Start of PAGE EXTRACT
Quote:
Originally Posted by coon74
Well, Bodog's founder Calvin Ayre is known to be very positive about lottery SnGs (and the 'jackpot lifestyle' with a lot of partying in general).
It's revealed fast when searching for terms like 'Twister', 'Expresso' and 'Spin' at the gambling industry news website that he supervises. E.g. look at how passionately one of its writers condemned Masuronike's anti-Spin&Go campaign last October. The end of the article states directly that Negreanu's sentiments about Spins are in line with Bodog's RPM.
I have a hunch that some kind of jackpot tourneys is coming to Bovada at any time now; maybe it won't be 3-man (e.g. Bovada, with its traffic, can afford to run 9-man jackpots paying 4 and 2 BIs to the first two places at their bottom multiplier) or it won't include PLO, but something in this vein must be coming.
Shortly after, an article about Playtech's Q3 2014 revenue was published, which expresses delight with Winamax's loss of the copyright lawsuit against iPoker on the idea of Expresso/Twister. This might mean that Calvin had been concerned about patent issues that could stop him from bringing the format to Bovada.
Bodog is primarily a gambling site so Calvin Ayre's 'jackpot lifestyle' is perfectly in keeping with how he's made his money. But, thus far, he has never intermingled poker with casino games.
When I read the Calvin Ayre article last year, I saw it as Bodog's way of gleefully characterizing PokerStars as capitulating and moving toward Bodog's Recreational Player Model. There has been a persistent effort from Bodog to convince everyone that the entire poker industry is trying to adopt a model that Bodog invented; 'why even PokerStars is following in Bodog's footsteps'. I saw that article as their way of praising themselves (which they do ad nauseam) rather than announcing any intentions of adopting the games themselves. Bodog's Recreational Model is whatever they want it to be at the moment, so it can probably be correctly argued that they are for Jackpot games and against Jackpot games.
Of course Negreanu is going to praise the games after PokerStars adopted them; he works for PokerStars. On Negreanu's web site, I responded to a thread he started on the subject with a dare for Negreanu to actually play the Spin and Gos to prove that he could beat them. He didn't take me up on it. I think that if he didn't already have his fortune and was still trying to grind his way up, he would be singing a very different tune.
Negreanu's 2+2 post that the Calvin Ayre article was referring to was soundly denounced by the vast majority of players.
I don't think that a small US site like WPN can handle these types of games without damaging their core games. Furthermore, if Bodog were to adopt jackpot games they could advertise the games to bring in new players; PokerStars can also advertise them to bring in new players; but WPN can, for the most part, only hope to poach players from other US sites.
End of PAGE EXTRACT
Start of DATASET CONTENT
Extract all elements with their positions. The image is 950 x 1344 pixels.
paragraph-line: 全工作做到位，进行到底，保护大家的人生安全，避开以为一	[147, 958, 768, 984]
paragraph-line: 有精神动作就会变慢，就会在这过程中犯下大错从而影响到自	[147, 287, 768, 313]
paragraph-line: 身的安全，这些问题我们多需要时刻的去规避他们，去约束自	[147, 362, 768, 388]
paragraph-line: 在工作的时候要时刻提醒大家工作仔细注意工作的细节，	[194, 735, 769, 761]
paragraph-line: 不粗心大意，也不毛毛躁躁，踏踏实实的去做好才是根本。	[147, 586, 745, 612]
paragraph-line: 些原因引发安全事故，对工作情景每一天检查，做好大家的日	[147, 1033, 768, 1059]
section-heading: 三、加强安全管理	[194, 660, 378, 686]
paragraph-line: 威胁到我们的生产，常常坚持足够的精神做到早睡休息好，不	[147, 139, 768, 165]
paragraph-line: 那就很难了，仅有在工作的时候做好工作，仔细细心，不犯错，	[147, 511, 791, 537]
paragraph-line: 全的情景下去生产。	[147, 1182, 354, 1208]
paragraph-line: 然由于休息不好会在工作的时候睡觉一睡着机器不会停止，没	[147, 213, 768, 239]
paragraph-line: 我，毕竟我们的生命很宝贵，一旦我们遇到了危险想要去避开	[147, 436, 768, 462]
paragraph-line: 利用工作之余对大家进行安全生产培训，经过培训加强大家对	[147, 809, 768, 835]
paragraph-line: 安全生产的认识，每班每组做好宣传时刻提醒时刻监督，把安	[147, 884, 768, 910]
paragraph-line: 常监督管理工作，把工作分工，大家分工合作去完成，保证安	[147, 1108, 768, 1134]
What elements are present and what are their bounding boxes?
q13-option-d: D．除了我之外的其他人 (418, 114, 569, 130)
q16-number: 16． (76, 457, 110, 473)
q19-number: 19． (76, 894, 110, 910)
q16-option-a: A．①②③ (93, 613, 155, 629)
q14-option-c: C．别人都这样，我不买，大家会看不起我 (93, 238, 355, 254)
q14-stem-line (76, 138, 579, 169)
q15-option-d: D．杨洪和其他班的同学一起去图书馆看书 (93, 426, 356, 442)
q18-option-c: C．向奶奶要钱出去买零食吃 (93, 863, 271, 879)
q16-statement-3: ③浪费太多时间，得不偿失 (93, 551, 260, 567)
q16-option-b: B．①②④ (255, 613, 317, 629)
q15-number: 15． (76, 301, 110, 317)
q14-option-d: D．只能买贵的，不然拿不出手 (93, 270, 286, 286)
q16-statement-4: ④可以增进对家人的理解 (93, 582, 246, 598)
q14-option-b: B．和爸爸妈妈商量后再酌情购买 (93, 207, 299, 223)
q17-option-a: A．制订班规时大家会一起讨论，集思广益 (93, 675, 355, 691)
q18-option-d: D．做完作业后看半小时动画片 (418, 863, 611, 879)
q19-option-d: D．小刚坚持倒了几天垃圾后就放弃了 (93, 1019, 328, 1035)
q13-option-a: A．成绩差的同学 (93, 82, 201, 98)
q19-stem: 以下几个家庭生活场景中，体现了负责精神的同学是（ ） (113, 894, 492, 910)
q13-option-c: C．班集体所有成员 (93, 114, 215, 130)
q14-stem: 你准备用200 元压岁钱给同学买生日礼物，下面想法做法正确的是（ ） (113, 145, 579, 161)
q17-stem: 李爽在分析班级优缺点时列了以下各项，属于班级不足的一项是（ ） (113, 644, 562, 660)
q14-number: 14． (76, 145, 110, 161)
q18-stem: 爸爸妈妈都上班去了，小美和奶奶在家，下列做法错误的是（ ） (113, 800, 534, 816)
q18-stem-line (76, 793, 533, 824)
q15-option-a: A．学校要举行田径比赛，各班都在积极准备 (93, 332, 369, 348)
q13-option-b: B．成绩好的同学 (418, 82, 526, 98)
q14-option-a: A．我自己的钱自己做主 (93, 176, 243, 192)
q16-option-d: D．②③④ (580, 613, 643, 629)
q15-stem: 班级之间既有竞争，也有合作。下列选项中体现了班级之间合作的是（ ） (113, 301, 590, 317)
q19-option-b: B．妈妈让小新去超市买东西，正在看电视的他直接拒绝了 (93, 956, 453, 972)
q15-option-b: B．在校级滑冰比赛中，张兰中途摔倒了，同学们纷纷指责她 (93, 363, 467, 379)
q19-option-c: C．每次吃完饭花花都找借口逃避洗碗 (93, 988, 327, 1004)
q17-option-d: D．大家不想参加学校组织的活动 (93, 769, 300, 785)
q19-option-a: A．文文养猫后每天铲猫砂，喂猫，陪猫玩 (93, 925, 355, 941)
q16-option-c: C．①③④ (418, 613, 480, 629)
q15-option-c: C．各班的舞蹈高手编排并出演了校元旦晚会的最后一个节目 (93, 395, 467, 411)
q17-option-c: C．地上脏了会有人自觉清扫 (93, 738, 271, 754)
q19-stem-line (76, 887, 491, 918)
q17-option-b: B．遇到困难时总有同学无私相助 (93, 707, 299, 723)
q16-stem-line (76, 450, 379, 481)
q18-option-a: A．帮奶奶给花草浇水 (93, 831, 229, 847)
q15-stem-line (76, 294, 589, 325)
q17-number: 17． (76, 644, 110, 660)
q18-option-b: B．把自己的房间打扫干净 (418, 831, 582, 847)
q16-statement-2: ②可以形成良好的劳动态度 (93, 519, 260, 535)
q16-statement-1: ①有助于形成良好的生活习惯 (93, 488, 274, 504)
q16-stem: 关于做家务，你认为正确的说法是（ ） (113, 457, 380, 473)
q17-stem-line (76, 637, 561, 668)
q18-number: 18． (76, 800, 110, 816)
End of DATASET CONTENT
● ACTIVITY
Decide whether each statement below agrees with the forum post about Bodog and jackpot games. Answer yes or no for each, and quote the words of the post that decide it.
1. So far, Calvin Ayre has never mixed poker with casino games.
2. Negreanu accepted the dare to play the Spin and Gos.
3. The writer thinks a small US site like WPN can run these games without harming its core games.

● OUTPUT
1. Yes: "But, thus far, he has never intermingled poker with casino games."
2. No: "He didn't take me up on it."
3. No: "I don't think that a small US site like WPN can handle these types of games without damaging their core games."